Türkiye'nin en iyi haber sitesi
MEKTEBİN ALAYLISI BERAT ALBAYRAK

Özelleştirme stratejisi

Türkiye, son 12 yılda önemli ve stratejik özelleştirmelere imza attı. Gerek zamanlaması, gerekse değerlemesi noktasında doğru bir yol izledi. Ve bunların birçoğunda gayet başarılı oldu. Bu konuda belki son dönemin dünyada en başarılı ülkesi oldu.
Geçtiğimiz günlerde açıklanan özelleştirme paketine bakınca, durumun biraz daha farklı ele alınması gerektiğini düşündük. Günümüz itibariyle Türkiye ekonomisinin sağlam ve güçlü bir finansal pozisyonu var. Ancak mali politikalara bağlı motivasyonu tam anlaşılamayan bazı orta vadeli plan hedeflerini bahane ederek yeni özelleştirme paketini hızlı bir takvim içinde aceleyle neticelendirme isteğini tam olarak anlayabilmiş değiliz.
Nitekim ortada ne kamu maliyesi alarm veren bir ülke ne de pakette açıklarıyla ülke ekonomisine büyük zararlar veren şirketler var. Tam tersine bu varlıkların çoğu ciddi gelirler elde etmektedir. Enerji, telekom, gıda (şeker), havacılık sektörlerindeki varlıklara daha derinlikli bir bakış açısıyla yaklaşmak gerekmektedir.
Ayrıca içinde bazı stratejik varlıkları da barındıran bu son paket, kesinlikle birtakım endişeleri de beraberinde doğurmaktadır. Özellikle bankacılık sektörü belki de hepsinden daha fazla önem ifade ettiğinden, dünyada ve bölge özelinde yakın dönemde yaşanması muhtemel finansal ve ekonomik krizler arefesinde endişemizi daha fazla artırmaktadır.
1994 Meksika, 2008 İzlanda ve sayısını artırabileceğimiz daha birçok örnek krizlerde yaşanan acı bir gerçek var ki, o da stratejik varlık ve sektörlerin kamu tarafından çok daha dikkatli takip edilmesi ve yönetilmesi gerektiğidir. Aksi takdirde bedelleri toplumlar tarafından çok ağır ödenmektedir.

++++++++++

→ Görev 1
Aşağıdaki veri satırlarından "Localize each UI" ifadesini içeren satırdan "annotation-box: Since the" ifadesini içeren satıra kadar, iki uç satır da dahil olmak üzere, tüm satırları hiçbir değişiklik yapmadan yineleyin.

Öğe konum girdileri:
++++++++++

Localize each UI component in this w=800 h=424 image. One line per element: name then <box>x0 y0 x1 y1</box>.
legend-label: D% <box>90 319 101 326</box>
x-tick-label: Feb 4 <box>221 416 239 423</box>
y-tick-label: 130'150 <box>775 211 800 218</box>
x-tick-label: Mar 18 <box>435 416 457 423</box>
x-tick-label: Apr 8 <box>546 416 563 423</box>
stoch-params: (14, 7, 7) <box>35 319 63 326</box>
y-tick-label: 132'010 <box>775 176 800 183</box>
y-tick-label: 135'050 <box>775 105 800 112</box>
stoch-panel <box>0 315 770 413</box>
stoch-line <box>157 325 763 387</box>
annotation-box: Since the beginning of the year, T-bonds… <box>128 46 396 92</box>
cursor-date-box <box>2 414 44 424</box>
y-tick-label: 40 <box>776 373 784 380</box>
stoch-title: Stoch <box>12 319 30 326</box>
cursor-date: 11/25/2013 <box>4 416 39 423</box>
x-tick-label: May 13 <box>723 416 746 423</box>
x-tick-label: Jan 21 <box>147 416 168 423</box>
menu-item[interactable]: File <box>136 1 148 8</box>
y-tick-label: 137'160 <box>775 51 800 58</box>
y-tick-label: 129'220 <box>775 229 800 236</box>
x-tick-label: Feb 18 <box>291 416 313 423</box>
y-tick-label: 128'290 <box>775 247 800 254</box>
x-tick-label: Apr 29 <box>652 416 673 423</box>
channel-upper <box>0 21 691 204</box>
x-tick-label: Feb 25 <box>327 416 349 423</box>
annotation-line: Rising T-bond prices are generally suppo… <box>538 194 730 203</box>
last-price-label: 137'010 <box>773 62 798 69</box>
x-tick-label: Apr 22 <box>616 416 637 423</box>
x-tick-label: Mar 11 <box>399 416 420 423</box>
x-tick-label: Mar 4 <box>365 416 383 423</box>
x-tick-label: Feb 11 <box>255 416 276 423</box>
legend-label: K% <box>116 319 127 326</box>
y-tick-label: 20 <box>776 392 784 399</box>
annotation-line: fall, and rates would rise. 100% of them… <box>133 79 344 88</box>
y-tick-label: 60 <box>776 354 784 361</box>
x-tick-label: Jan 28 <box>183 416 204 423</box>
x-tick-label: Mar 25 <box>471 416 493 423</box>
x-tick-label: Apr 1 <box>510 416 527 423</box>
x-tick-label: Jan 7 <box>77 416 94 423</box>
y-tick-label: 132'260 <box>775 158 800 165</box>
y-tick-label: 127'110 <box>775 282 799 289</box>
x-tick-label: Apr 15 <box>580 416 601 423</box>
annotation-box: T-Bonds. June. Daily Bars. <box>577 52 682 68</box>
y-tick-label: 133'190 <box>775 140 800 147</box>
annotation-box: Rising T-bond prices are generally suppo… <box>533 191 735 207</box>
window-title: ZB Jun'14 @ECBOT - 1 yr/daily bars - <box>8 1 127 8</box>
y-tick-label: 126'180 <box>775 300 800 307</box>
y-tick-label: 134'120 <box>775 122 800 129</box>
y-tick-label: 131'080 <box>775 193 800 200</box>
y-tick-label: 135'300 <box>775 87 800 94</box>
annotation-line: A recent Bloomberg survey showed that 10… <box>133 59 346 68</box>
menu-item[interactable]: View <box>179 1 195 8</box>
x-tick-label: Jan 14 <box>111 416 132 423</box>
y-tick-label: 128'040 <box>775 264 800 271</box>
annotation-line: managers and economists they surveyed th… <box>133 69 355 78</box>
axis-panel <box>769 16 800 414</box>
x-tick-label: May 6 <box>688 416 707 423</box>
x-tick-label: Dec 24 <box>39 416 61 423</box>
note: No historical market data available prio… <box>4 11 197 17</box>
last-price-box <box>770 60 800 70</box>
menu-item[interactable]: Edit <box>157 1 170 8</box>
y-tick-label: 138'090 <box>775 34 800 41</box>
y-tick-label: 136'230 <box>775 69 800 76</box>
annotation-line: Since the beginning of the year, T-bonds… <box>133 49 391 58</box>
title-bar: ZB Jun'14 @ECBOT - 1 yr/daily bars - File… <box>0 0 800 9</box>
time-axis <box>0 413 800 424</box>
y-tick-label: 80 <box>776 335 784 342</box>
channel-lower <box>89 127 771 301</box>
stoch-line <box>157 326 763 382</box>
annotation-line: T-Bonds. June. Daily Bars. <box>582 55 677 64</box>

++++++++++

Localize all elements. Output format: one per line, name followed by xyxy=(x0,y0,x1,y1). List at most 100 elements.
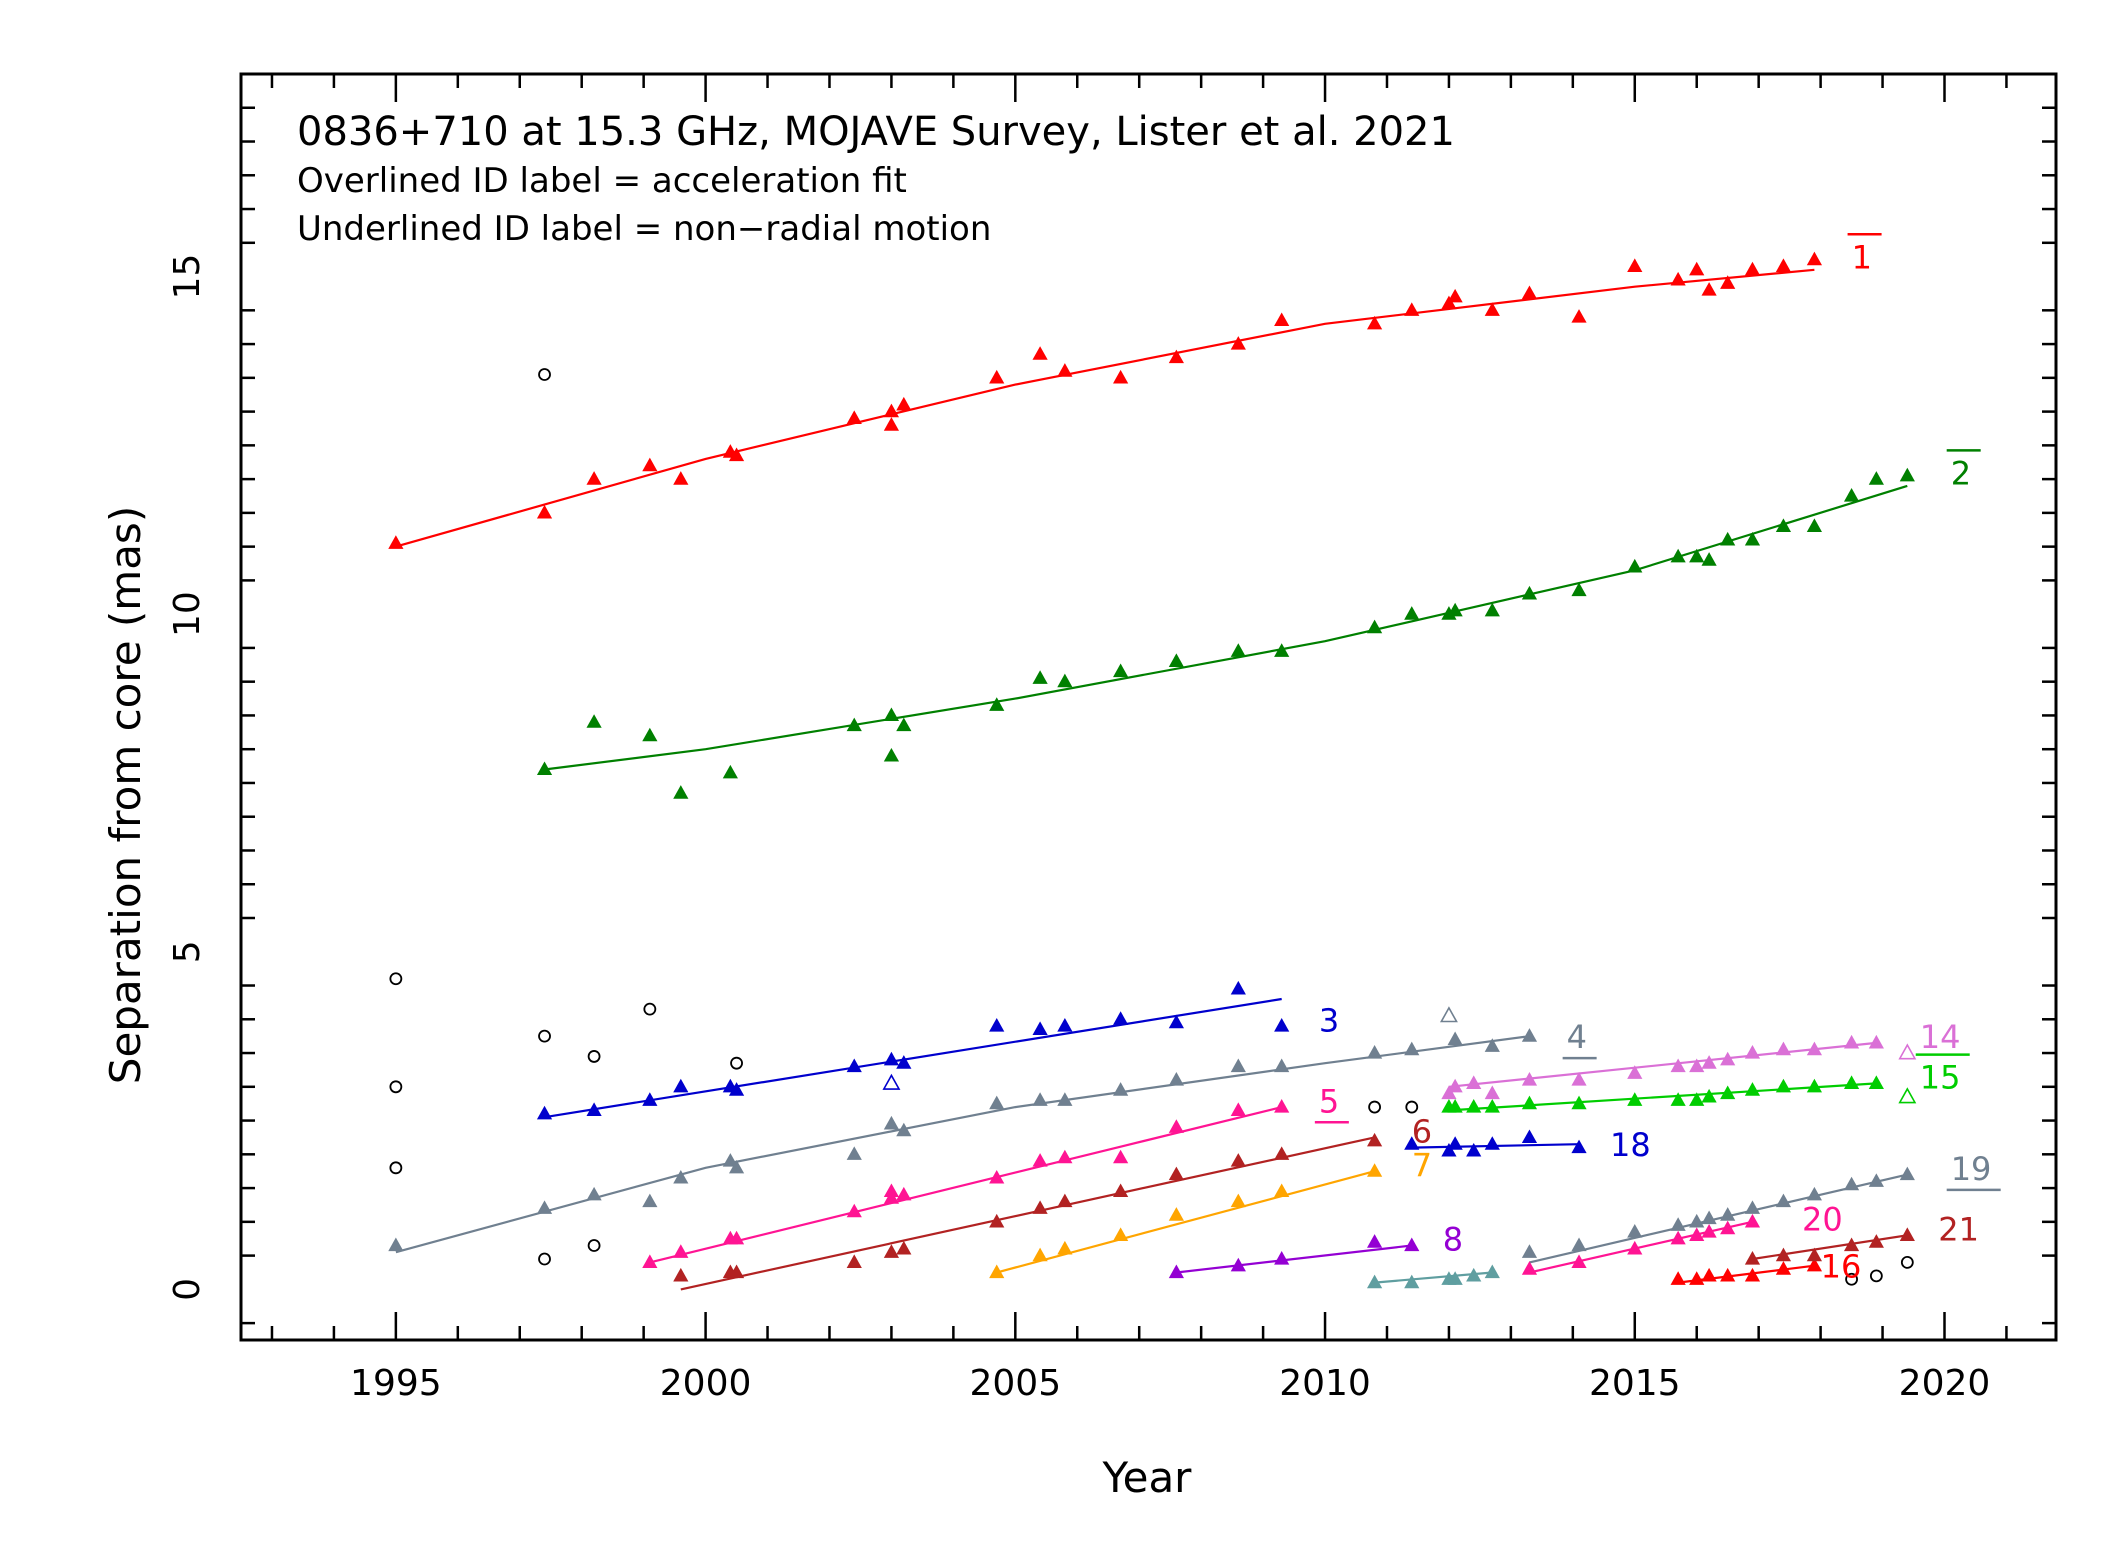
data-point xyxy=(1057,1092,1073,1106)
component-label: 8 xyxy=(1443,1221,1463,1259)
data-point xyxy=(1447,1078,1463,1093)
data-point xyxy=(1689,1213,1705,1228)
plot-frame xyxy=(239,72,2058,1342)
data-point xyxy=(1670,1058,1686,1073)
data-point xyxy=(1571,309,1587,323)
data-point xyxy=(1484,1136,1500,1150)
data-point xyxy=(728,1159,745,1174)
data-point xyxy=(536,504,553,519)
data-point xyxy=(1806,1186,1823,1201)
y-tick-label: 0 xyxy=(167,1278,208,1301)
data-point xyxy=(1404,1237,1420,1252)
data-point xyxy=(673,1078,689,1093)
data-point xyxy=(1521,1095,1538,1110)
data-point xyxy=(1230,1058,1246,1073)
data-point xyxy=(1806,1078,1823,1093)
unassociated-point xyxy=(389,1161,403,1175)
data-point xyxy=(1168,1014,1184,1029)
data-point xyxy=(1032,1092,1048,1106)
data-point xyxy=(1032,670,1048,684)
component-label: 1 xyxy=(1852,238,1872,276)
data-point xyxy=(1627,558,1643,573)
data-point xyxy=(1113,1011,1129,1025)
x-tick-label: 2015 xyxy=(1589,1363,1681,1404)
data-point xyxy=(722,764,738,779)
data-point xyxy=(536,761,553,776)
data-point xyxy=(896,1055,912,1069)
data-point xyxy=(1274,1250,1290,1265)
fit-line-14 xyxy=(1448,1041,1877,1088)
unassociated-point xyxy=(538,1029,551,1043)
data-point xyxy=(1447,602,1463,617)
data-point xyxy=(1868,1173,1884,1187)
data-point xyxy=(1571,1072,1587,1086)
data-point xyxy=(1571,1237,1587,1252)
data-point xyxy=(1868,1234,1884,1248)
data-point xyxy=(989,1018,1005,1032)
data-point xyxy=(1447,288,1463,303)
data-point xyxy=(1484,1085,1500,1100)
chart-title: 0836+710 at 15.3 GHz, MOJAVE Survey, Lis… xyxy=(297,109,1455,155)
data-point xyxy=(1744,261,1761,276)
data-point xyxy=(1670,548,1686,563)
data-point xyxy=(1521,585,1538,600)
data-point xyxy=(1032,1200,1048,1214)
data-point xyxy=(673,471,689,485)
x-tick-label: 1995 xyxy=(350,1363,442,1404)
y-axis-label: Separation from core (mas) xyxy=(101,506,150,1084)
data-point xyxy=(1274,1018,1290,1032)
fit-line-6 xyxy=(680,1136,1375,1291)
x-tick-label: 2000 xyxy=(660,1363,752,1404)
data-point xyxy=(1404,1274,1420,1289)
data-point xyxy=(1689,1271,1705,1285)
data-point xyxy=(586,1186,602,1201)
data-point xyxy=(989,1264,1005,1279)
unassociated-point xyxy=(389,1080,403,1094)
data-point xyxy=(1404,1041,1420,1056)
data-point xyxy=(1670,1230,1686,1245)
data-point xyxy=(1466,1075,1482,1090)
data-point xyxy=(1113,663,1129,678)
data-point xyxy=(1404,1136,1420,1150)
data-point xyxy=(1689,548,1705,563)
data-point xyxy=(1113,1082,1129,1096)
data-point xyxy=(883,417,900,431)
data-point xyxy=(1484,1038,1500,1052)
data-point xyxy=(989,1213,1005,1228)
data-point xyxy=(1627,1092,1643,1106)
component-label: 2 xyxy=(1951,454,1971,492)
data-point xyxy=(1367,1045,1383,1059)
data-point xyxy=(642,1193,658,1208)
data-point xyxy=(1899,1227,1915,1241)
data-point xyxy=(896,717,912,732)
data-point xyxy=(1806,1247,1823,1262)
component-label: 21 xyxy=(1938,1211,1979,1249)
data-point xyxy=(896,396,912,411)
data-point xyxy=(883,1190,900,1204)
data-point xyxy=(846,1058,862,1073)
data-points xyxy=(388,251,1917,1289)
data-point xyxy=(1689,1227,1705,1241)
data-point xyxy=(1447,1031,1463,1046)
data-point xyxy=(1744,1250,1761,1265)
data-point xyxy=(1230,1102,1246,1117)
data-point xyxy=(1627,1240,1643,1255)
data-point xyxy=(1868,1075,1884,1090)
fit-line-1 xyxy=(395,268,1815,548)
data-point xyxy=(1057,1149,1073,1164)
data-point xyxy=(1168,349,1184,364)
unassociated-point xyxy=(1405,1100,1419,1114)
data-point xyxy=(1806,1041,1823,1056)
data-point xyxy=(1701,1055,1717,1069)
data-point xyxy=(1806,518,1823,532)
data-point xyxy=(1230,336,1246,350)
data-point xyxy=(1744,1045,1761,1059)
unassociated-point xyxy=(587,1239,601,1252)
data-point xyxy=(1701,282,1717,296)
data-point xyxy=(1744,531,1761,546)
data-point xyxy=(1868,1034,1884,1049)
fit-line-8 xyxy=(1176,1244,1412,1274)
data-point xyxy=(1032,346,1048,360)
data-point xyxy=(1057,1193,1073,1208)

++++++++++

→ Görev 2
Özelleştirme stratejisi konulu metinde geçen "Tam tersine bu varlıkların çoğu ciddi gelirler elde etmektedir." cümlesini İngilizceye çevirin.

→ Yazılı yanıt 1
Localize each UI component in this w=800 h=424 image. One line per element: name then <box>x0 y0 x1 y1</box>.
legend-label: D% <box>90 319 101 326</box>
x-tick-label: Feb 4 <box>221 416 239 423</box>
y-tick-label: 130'150 <box>775 211 800 218</box>
x-tick-label: Mar 18 <box>435 416 457 423</box>
x-tick-label: Apr 8 <box>546 416 563 423</box>
stoch-params: (14, 7, 7) <box>35 319 63 326</box>
y-tick-label: 132'010 <box>775 176 800 183</box>
y-tick-label: 135'050 <box>775 105 800 112</box>
stoch-panel <box>0 315 770 413</box>
stoch-line <box>157 325 763 387</box>
annotation-box: Since the beginning of the year, T-bonds… <box>128 46 396 92</box>

→ Yazılı yanıt 2
On the contrary, most of these assets generate substantial revenues.